*** Available data ***
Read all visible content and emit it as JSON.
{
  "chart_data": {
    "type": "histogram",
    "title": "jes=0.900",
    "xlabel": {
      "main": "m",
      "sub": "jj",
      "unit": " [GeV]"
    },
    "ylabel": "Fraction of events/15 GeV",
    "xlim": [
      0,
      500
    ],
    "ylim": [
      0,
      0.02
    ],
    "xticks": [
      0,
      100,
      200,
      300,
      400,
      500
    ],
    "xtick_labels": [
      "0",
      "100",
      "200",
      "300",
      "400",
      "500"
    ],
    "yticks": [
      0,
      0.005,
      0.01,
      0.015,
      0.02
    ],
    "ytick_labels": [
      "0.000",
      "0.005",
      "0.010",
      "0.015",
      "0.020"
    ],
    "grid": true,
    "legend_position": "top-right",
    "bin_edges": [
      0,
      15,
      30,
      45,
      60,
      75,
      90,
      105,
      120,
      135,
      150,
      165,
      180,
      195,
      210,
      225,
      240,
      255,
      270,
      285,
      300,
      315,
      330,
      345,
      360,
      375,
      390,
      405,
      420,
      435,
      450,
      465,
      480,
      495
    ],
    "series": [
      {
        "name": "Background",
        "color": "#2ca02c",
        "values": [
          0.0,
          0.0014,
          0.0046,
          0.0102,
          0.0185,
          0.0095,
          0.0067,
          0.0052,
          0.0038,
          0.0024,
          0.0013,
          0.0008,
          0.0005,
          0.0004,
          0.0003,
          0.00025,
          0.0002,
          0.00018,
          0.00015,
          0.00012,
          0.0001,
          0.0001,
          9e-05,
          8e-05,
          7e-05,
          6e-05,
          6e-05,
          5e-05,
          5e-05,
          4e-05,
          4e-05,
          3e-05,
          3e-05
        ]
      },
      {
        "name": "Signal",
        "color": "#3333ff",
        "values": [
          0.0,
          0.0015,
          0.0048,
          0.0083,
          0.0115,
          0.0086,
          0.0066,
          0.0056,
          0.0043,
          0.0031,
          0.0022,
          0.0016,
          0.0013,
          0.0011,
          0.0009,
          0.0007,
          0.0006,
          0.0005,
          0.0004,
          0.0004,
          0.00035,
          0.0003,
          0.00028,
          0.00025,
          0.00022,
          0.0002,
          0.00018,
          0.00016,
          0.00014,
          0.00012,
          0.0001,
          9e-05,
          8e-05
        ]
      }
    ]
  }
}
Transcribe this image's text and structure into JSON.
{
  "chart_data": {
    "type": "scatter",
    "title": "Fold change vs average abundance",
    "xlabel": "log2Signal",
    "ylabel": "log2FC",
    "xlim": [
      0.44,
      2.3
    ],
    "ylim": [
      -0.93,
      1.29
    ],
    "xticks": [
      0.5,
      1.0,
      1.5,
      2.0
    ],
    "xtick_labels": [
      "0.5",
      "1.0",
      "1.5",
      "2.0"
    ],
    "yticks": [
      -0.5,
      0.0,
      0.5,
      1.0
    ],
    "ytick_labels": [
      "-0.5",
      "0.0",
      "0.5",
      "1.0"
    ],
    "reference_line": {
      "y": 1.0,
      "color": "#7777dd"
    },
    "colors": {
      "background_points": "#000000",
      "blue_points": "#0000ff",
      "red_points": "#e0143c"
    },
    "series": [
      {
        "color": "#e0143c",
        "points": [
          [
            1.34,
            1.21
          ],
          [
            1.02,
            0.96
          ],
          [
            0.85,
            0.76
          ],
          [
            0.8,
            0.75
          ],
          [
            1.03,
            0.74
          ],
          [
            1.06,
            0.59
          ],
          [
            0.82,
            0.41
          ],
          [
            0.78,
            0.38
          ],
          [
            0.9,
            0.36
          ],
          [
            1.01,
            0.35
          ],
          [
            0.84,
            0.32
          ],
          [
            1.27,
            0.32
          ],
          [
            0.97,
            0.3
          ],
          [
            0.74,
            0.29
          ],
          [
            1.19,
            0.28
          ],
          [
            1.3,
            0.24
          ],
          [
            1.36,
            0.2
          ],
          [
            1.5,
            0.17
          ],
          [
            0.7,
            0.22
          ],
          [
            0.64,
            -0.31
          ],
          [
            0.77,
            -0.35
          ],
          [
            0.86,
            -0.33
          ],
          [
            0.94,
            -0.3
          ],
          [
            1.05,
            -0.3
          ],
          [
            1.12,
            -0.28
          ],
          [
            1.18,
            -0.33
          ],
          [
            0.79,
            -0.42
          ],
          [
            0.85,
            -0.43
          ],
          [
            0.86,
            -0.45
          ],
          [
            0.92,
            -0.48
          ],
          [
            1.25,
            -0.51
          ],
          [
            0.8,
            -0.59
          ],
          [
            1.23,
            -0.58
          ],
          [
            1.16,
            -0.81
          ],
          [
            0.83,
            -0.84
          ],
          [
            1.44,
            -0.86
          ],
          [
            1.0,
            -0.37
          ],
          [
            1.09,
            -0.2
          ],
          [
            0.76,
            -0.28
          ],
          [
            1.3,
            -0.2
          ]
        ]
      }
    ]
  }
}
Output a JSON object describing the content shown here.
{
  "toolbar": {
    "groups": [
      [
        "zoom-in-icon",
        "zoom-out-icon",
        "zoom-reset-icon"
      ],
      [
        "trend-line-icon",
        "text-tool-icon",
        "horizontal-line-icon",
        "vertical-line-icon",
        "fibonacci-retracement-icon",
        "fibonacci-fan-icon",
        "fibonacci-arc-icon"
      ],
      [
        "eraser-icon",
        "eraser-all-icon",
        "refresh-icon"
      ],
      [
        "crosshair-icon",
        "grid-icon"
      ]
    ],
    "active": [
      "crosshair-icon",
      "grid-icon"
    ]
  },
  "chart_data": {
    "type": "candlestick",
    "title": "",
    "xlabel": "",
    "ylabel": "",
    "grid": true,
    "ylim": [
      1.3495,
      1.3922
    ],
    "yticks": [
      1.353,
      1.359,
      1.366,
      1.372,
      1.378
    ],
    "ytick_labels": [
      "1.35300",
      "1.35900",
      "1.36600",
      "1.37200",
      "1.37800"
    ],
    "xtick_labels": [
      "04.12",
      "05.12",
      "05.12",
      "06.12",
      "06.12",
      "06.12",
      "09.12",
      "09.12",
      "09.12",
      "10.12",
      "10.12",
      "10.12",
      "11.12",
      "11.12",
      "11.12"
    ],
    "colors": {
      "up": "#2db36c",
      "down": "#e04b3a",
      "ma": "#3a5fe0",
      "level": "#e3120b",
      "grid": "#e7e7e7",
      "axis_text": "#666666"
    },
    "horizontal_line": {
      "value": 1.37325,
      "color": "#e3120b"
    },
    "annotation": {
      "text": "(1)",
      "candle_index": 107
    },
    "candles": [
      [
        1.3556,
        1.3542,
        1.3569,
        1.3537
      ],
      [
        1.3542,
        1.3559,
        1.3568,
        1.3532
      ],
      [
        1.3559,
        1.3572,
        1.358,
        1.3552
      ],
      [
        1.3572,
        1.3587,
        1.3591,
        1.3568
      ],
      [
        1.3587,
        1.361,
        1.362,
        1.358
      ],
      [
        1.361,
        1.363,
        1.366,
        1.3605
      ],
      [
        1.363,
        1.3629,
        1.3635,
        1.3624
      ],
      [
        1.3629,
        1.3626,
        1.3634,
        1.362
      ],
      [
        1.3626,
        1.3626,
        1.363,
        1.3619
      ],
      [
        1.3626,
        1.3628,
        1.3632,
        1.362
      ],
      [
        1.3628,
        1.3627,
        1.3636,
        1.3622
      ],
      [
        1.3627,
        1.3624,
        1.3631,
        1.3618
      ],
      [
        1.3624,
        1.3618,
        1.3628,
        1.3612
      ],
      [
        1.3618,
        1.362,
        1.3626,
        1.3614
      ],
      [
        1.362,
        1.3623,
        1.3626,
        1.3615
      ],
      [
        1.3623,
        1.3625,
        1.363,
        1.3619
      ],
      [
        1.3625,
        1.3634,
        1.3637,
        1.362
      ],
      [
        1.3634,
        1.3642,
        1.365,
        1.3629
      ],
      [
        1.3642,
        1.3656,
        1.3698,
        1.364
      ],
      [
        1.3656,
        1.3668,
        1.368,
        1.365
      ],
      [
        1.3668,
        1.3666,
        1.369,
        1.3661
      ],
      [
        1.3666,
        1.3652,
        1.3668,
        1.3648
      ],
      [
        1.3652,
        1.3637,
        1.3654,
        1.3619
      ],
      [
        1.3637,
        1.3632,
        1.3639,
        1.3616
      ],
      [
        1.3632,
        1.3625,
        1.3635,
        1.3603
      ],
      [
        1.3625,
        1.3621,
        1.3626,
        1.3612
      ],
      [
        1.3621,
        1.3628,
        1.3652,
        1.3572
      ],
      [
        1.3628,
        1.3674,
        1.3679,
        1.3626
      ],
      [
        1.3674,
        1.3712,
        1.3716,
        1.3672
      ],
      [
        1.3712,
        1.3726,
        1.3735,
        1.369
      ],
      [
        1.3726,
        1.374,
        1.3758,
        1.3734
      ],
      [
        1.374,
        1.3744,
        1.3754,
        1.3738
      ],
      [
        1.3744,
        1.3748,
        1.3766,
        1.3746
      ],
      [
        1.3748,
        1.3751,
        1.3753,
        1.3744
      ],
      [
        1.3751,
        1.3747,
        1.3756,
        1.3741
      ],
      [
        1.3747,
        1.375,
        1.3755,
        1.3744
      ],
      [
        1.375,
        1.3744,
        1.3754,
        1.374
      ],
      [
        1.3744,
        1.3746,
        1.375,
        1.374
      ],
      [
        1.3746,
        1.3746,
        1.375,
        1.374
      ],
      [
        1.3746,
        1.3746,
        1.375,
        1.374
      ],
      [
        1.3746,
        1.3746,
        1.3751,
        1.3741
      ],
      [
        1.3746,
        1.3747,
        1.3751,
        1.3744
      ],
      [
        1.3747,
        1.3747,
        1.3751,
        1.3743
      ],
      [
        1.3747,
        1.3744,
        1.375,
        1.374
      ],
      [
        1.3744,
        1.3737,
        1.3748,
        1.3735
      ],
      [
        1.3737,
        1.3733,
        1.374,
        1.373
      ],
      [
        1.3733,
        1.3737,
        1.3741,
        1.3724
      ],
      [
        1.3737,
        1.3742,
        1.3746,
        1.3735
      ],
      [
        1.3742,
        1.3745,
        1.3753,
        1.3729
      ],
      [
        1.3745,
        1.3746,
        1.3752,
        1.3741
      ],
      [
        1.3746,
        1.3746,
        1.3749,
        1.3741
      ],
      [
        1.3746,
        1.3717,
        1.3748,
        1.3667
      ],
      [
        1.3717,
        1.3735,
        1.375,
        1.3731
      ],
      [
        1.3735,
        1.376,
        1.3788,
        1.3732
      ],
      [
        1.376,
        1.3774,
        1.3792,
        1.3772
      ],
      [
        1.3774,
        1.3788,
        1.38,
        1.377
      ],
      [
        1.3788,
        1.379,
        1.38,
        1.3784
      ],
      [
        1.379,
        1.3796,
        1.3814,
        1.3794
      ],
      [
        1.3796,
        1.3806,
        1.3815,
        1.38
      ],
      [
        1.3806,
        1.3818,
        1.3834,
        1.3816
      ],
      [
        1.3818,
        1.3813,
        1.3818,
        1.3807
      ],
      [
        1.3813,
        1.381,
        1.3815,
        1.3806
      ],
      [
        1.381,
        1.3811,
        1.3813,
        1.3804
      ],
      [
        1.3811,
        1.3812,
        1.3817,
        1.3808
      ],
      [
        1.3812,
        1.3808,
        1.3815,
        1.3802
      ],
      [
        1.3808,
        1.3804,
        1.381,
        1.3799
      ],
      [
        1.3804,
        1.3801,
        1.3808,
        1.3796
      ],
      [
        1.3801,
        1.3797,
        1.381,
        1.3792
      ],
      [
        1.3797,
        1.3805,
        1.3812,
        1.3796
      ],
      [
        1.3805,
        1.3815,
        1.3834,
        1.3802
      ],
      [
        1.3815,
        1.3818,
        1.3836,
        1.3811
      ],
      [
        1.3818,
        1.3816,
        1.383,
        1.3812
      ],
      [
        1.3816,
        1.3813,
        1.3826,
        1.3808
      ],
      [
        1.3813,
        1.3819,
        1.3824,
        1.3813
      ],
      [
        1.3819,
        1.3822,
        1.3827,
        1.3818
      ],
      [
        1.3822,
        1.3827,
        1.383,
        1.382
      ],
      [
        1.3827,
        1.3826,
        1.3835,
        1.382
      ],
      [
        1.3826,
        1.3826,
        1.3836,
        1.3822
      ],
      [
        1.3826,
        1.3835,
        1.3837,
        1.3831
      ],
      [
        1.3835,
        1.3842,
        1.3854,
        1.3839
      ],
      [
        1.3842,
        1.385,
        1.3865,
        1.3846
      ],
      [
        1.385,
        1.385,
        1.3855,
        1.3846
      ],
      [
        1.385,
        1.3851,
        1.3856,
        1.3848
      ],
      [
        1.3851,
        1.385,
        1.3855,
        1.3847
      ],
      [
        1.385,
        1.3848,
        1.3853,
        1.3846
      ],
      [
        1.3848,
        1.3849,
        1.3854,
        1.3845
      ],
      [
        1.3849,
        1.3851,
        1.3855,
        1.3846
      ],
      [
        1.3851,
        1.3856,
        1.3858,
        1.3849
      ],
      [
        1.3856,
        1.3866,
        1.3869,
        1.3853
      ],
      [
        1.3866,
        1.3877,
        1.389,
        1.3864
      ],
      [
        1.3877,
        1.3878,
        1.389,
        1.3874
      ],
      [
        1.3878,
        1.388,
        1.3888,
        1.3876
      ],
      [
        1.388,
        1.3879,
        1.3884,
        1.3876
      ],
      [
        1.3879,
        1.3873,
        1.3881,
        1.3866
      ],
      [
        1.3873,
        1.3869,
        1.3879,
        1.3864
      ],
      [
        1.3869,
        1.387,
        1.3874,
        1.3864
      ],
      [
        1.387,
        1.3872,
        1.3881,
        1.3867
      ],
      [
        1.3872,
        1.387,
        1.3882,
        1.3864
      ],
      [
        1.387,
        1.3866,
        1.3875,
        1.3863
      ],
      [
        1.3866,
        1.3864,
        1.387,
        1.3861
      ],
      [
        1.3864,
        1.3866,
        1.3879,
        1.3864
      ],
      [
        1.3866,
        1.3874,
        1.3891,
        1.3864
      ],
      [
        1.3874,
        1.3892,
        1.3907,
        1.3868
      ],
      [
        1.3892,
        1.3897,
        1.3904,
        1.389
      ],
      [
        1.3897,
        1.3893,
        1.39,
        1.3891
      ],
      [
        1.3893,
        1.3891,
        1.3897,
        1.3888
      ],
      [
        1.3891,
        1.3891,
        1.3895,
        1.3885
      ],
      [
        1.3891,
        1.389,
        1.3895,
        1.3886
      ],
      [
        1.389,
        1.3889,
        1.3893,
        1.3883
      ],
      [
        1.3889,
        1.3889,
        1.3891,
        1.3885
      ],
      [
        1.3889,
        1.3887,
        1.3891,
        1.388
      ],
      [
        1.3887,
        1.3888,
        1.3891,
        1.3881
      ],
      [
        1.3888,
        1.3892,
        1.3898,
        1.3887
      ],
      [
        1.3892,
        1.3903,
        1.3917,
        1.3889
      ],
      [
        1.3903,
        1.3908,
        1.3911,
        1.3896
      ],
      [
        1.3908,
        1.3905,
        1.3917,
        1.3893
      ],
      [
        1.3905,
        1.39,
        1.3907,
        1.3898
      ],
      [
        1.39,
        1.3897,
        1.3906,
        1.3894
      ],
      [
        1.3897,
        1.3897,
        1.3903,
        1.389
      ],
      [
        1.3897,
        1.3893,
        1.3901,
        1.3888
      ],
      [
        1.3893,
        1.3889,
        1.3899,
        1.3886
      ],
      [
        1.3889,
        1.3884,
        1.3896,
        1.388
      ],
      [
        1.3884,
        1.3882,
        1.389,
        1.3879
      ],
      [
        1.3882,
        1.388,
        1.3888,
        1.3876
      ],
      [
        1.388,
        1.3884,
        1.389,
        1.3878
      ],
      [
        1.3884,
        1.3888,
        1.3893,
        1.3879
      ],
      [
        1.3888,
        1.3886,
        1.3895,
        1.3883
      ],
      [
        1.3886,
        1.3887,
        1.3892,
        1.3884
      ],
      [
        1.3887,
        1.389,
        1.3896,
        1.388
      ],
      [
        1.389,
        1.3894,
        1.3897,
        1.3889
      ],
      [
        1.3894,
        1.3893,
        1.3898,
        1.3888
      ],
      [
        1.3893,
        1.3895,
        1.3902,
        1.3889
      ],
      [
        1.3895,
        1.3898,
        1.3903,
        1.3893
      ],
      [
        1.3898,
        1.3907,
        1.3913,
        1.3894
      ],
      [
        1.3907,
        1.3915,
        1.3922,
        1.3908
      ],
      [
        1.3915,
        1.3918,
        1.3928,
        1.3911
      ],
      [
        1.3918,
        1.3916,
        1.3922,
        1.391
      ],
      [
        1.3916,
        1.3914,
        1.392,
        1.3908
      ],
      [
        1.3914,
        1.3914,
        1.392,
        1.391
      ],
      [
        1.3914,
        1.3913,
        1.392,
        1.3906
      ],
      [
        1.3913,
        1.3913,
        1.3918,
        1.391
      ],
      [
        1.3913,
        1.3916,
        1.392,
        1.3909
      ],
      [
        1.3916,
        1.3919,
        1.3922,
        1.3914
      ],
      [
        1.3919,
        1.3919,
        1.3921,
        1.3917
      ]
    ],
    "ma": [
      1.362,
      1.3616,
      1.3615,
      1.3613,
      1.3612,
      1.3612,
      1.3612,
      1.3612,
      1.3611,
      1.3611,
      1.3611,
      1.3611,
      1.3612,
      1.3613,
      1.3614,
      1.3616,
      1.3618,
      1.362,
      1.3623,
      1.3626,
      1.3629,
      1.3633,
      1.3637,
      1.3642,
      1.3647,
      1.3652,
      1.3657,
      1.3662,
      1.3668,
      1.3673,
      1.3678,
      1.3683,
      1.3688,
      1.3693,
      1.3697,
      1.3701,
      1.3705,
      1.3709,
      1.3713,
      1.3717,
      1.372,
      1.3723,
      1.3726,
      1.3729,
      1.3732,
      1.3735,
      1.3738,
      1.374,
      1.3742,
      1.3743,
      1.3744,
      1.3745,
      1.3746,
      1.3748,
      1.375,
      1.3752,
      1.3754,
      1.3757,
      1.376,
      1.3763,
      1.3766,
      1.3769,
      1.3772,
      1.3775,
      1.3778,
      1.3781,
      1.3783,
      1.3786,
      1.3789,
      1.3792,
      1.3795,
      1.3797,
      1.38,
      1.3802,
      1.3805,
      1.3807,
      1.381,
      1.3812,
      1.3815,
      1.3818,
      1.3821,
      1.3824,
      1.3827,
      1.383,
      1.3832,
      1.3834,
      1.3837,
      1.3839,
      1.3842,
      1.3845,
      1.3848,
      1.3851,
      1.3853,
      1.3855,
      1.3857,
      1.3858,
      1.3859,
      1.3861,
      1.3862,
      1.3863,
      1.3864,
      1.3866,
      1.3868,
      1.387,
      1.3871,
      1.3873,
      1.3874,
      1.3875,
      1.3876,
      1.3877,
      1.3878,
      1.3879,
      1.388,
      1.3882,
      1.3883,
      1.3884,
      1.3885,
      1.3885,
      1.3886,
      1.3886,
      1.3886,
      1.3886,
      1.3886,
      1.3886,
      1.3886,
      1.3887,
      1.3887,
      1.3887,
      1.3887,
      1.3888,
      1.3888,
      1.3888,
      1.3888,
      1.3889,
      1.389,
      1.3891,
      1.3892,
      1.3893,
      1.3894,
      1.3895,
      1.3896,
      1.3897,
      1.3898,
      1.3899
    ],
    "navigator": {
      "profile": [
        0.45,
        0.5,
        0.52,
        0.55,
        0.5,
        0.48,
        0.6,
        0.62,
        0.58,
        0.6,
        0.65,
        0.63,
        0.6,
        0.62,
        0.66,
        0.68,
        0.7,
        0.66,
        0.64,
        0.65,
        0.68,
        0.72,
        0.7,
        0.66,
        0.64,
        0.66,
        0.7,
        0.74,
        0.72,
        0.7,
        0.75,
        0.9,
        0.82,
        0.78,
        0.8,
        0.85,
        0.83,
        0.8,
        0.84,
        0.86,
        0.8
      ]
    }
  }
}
***
**Exercise requirements:** From the listing above, copy every line that holds the string "content".

**Solution to the problem:**
Read all visible content and emit it as JSON.
Output a JSON object describing the content shown here.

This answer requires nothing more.